What is required
Gather up all lines that carry the word "Magazine".

(Part of a data file)
_____

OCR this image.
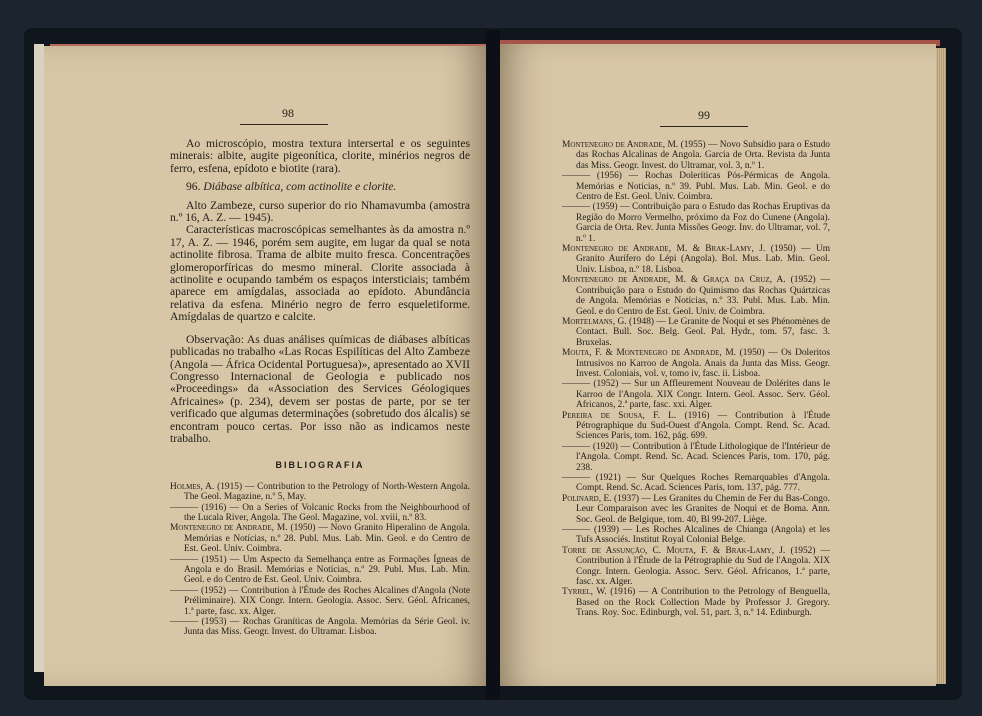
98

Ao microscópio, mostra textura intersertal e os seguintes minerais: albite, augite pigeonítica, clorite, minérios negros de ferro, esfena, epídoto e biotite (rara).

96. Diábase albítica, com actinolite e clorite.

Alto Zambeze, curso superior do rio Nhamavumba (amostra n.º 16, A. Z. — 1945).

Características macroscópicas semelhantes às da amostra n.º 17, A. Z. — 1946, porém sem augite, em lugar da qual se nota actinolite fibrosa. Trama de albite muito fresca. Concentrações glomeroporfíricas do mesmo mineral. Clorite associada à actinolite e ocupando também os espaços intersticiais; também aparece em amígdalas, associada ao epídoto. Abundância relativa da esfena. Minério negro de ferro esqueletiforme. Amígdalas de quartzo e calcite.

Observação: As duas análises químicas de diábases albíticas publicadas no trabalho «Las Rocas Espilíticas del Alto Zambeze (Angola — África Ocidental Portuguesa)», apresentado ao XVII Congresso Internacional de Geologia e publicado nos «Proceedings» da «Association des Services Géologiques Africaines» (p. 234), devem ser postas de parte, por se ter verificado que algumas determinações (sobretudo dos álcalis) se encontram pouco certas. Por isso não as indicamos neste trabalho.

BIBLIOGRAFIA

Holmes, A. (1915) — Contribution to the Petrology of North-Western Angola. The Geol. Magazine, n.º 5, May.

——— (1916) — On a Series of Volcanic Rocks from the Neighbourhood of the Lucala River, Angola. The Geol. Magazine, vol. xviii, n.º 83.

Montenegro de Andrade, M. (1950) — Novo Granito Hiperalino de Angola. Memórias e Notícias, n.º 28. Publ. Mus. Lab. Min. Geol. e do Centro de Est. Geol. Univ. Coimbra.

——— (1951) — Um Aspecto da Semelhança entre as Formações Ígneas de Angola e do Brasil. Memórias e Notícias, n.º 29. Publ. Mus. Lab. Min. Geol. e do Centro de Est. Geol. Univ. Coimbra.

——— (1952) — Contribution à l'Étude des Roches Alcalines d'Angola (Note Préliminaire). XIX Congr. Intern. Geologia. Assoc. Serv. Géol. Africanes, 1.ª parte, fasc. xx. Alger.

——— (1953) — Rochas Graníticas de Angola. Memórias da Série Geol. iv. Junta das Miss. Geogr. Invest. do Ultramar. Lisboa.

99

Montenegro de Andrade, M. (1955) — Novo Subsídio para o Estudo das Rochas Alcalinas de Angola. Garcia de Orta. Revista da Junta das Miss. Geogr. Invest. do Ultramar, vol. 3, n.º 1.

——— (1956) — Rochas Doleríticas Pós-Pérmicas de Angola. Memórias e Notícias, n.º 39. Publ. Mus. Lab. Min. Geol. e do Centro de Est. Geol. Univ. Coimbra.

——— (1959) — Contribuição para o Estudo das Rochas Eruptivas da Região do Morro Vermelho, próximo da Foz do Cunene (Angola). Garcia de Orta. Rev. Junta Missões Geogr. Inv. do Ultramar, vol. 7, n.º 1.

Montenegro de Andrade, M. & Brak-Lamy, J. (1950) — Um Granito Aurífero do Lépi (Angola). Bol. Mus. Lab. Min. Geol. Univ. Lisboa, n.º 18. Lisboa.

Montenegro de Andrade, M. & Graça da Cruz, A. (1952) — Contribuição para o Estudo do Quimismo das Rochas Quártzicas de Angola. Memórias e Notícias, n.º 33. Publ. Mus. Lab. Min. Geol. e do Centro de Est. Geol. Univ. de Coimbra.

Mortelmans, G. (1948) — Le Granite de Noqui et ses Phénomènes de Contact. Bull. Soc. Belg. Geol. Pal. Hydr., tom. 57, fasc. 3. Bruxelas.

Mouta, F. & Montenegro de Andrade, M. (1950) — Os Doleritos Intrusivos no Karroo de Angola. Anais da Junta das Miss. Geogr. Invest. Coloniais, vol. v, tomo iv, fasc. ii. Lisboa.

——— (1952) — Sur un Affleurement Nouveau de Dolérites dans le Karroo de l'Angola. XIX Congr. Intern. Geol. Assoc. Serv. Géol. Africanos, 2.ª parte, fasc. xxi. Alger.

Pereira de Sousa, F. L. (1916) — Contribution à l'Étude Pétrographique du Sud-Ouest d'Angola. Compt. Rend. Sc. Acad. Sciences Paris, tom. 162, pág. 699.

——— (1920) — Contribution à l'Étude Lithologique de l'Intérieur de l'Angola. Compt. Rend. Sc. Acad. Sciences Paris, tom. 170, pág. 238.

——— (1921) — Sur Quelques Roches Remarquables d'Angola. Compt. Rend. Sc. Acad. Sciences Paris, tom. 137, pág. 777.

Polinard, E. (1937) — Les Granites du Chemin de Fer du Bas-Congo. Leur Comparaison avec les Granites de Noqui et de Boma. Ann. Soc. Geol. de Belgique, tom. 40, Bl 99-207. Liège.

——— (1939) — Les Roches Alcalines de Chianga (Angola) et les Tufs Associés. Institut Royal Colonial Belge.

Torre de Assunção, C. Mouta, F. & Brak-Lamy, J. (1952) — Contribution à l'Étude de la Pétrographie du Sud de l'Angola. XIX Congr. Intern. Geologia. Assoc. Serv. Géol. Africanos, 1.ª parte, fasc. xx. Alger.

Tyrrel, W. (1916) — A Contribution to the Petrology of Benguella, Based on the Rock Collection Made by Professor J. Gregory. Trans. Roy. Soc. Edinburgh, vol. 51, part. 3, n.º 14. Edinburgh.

_____

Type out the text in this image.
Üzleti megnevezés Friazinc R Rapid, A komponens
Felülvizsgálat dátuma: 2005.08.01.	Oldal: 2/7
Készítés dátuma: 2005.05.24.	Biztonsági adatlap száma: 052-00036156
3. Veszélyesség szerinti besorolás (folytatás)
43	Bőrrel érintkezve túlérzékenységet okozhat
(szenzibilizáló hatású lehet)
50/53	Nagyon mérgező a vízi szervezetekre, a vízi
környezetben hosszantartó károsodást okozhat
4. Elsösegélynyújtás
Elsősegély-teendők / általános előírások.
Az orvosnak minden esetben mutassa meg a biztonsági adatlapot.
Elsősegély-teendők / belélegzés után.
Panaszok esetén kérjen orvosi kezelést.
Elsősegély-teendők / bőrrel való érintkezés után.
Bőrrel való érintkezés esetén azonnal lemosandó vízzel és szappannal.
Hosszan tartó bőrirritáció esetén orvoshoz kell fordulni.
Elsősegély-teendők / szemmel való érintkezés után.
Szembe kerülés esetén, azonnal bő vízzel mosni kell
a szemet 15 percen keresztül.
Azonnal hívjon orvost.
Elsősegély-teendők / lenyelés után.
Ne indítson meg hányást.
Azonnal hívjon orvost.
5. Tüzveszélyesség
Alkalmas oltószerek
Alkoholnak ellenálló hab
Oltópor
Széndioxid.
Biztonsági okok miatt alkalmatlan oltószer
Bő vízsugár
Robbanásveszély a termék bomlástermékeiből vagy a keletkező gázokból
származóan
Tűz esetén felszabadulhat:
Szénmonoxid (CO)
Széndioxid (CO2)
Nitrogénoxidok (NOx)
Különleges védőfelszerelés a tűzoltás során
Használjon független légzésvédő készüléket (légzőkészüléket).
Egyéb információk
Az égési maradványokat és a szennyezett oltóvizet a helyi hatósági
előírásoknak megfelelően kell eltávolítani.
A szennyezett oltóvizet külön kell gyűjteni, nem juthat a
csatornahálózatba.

_____

Right answer
Holmes, A. (1915) — Contribution to the Petrology of North-Western Angola. The Geol. Magazine, n.º 5, May.
——— (1916) — On a Series of Volcanic Rocks from the Neighbourhood of the Lucala River, Angola. The Geol. Magazine, vol. xviii, n.º 83.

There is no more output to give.